__Problem__: Count how many lines contain the word "selection". Respond with the number alone.

[Collection entries]
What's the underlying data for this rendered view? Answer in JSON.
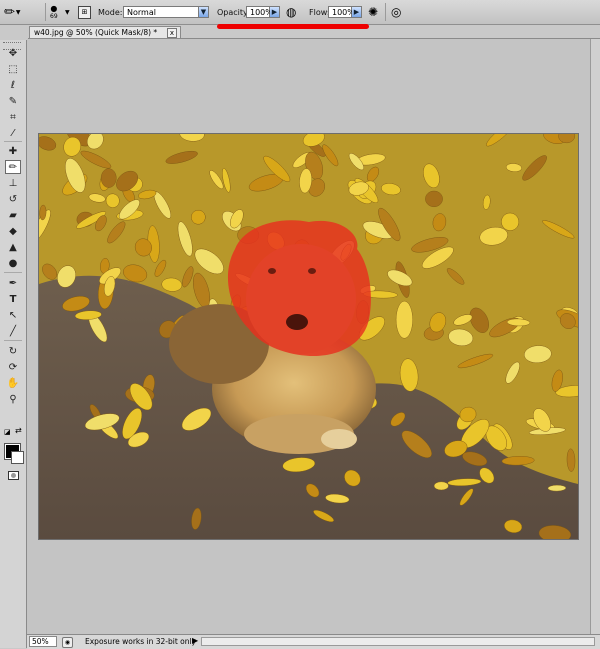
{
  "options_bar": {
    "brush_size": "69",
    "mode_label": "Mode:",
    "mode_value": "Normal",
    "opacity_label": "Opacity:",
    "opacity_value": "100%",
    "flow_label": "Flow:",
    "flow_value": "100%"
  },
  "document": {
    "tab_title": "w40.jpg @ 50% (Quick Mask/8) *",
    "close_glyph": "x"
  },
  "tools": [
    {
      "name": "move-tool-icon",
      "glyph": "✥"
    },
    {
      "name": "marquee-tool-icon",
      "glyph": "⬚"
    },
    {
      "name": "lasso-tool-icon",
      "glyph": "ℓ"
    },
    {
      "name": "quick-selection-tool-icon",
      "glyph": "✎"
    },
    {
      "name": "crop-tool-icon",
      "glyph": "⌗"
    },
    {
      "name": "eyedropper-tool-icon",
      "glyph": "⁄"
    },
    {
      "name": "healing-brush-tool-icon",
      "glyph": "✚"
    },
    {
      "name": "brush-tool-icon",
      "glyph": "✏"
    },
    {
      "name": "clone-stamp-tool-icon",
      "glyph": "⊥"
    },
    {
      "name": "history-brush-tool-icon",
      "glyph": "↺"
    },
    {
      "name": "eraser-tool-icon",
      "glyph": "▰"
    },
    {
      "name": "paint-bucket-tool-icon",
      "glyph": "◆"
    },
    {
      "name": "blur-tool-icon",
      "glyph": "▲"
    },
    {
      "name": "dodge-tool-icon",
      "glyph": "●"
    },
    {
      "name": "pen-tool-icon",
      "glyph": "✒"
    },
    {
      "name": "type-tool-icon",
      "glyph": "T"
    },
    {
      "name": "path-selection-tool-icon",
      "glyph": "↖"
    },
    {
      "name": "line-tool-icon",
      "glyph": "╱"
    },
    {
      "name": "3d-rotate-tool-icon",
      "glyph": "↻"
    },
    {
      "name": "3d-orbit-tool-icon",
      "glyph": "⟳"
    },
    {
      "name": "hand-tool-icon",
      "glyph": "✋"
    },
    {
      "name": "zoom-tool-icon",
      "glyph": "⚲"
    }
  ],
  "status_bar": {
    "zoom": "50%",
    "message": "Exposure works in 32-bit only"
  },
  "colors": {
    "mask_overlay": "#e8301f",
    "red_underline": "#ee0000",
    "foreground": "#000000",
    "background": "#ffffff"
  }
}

__Task output__: 2